(Page element annotations)
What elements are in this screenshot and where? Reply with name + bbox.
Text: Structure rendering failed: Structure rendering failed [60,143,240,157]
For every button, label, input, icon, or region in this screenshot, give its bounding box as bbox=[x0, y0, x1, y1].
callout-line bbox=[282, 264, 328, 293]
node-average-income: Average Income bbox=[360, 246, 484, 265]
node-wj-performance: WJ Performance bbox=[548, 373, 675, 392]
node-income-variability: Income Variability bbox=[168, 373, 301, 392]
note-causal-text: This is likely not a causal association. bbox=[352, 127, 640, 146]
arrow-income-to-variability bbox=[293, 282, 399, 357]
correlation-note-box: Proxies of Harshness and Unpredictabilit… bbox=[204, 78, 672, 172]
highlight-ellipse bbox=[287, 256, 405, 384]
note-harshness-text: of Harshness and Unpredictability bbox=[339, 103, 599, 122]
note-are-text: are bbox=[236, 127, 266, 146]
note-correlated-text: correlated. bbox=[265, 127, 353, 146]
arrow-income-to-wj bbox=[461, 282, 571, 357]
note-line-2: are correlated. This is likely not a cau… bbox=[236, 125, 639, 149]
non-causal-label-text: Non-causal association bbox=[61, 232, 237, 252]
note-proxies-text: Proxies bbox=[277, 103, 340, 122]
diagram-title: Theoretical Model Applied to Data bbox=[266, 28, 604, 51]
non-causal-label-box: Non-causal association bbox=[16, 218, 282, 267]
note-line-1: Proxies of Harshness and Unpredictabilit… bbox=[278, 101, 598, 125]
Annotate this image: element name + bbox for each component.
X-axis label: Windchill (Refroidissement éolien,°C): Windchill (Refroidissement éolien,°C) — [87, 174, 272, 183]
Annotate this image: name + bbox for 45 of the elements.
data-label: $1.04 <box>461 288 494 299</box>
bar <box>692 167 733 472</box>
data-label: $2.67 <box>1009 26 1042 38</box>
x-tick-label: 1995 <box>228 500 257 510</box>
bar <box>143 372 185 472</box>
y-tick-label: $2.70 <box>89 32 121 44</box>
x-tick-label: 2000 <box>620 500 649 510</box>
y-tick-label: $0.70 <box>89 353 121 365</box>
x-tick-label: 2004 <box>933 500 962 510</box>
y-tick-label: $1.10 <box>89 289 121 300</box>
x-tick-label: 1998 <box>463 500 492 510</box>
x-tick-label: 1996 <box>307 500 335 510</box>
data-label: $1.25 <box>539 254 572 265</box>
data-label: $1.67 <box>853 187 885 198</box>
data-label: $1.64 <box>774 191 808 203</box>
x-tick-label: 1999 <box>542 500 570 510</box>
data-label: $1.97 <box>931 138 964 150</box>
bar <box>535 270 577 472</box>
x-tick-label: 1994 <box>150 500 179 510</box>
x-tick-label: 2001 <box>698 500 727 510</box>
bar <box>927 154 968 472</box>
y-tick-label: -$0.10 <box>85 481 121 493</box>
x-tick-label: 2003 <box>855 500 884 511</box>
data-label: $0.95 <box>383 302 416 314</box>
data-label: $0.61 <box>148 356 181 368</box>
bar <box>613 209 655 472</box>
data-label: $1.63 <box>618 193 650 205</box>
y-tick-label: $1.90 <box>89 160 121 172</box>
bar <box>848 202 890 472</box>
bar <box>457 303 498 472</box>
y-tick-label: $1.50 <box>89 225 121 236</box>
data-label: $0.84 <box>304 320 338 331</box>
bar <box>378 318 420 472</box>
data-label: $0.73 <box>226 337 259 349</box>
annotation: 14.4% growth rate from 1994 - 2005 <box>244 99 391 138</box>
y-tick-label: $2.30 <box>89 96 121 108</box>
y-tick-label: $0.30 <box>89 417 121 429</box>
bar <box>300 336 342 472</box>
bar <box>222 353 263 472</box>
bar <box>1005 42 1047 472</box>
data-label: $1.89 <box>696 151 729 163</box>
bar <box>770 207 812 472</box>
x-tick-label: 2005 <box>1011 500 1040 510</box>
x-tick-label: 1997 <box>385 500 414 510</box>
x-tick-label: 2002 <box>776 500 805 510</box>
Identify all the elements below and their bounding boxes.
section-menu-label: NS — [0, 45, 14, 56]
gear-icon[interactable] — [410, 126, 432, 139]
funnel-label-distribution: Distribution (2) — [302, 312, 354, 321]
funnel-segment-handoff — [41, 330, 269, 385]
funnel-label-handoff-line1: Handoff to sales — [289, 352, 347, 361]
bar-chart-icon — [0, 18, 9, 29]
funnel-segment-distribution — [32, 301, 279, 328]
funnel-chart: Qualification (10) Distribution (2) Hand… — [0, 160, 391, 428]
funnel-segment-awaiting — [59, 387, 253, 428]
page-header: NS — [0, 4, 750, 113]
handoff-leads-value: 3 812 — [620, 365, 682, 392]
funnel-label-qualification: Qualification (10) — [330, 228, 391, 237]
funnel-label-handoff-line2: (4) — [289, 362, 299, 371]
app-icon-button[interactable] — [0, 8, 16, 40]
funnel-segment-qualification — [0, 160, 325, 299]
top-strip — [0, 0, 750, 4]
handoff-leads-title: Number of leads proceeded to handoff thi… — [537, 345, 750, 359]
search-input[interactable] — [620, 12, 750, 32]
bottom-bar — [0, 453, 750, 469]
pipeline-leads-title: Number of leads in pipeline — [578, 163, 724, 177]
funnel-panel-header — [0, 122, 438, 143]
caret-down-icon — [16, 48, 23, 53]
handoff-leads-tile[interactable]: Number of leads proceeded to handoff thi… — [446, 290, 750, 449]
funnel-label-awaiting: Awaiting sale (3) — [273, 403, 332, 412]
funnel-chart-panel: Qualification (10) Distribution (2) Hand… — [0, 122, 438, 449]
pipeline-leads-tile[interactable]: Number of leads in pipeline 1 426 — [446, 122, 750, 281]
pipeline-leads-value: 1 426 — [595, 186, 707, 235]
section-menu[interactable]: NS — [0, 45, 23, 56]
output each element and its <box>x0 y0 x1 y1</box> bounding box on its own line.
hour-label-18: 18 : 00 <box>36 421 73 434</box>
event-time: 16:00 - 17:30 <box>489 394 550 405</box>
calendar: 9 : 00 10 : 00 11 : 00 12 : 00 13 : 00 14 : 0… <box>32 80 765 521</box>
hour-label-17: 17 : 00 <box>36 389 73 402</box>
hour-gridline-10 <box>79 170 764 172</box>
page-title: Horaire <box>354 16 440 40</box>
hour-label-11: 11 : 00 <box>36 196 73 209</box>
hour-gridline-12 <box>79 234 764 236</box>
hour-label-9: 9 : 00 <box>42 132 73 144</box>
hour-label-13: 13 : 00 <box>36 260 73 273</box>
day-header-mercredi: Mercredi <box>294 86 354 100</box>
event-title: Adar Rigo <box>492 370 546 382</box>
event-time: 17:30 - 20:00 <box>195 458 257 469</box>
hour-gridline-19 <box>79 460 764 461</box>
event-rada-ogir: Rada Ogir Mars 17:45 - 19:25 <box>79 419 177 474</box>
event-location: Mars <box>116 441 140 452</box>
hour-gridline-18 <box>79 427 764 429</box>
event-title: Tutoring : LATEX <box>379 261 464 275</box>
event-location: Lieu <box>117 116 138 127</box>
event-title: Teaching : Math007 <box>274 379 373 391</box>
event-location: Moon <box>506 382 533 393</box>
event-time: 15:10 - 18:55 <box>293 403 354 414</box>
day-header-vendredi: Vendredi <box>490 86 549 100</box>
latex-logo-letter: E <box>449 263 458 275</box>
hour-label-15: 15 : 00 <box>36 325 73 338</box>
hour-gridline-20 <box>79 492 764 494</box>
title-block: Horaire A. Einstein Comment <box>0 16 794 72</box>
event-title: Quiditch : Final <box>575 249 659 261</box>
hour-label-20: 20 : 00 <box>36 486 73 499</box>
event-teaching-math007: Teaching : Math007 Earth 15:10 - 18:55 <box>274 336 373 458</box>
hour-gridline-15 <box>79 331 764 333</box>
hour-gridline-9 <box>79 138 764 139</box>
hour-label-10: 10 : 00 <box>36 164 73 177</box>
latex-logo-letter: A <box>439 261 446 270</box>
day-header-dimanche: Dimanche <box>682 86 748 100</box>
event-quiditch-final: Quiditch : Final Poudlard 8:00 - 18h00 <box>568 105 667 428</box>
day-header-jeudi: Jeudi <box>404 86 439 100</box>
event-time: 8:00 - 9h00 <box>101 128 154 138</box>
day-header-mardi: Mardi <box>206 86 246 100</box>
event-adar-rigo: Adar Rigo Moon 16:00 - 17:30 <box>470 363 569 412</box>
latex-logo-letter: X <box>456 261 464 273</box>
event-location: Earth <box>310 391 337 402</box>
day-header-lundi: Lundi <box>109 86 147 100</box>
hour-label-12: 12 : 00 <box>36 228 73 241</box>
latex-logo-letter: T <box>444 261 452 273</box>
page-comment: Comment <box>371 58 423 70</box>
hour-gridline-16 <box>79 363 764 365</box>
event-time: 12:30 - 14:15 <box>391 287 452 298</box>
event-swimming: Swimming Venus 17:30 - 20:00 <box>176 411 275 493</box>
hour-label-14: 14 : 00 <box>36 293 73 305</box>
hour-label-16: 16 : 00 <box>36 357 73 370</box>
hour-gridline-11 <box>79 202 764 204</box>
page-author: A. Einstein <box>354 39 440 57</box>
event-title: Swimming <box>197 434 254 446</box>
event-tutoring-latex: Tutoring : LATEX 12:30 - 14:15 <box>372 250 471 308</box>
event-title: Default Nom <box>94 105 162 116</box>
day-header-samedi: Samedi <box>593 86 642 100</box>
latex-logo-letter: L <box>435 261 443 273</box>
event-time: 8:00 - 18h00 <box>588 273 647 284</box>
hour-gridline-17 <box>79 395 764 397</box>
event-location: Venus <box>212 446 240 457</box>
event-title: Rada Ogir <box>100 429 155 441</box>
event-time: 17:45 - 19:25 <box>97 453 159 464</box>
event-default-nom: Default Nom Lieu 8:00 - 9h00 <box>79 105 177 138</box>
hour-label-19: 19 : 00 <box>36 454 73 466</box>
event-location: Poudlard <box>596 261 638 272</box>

Directive: Please arrange everything from the first line down to the line containing "Annotate this image: element", both ends included, as a numbered list without any blank lines.

Answer:
1. What elements are in this screenshot and where? Reply with name + bbox.
2. Text: Structure rendering failed: Structure rendering failed [60,143,240,157]
3. For every button, label, input, icon, or region in this screenshot, give its bounding box as bbox=[x0, y0, x1, y1].
4. callout-line bbox=[282, 264, 328, 293]
5. node-average-income: Average Income bbox=[360, 246, 484, 265]
6. node-wj-performance: WJ Performance bbox=[548, 373, 675, 392]
7. node-income-variability: Income Variability bbox=[168, 373, 301, 392]
8. note-causal-text: This is likely not a causal association. bbox=[352, 127, 640, 146]
9. arrow-income-to-variability bbox=[293, 282, 399, 357]
10. correlation-note-box: Proxies of Harshness and Unpredictabilit… bbox=[204, 78, 672, 172]
11. highlight-ellipse bbox=[287, 256, 405, 384]
12. note-harshness-text: of Harshness and Unpredictability bbox=[339, 103, 599, 122]
13. note-are-text: are bbox=[236, 127, 266, 146]
14. note-correlated-text: correlated. bbox=[265, 127, 353, 146]
15. arrow-income-to-wj bbox=[461, 282, 571, 357]
16. note-line-2: are correlated. This is likely not a cau… bbox=[236, 125, 639, 149]
17. non-causal-label-text: Non-causal association bbox=[61, 232, 237, 252]
18. note-proxies-text: Proxies bbox=[277, 103, 340, 122]
19. diagram-title: Theoretical Model Applied to Data bbox=[266, 28, 604, 51]
20. non-causal-label-box: Non-causal association bbox=[16, 218, 282, 267]
21. note-line-1: Proxies of Harshness and Unpredictabilit… bbox=[278, 101, 598, 125]
22. Annotate this image: element name + bbox for each component.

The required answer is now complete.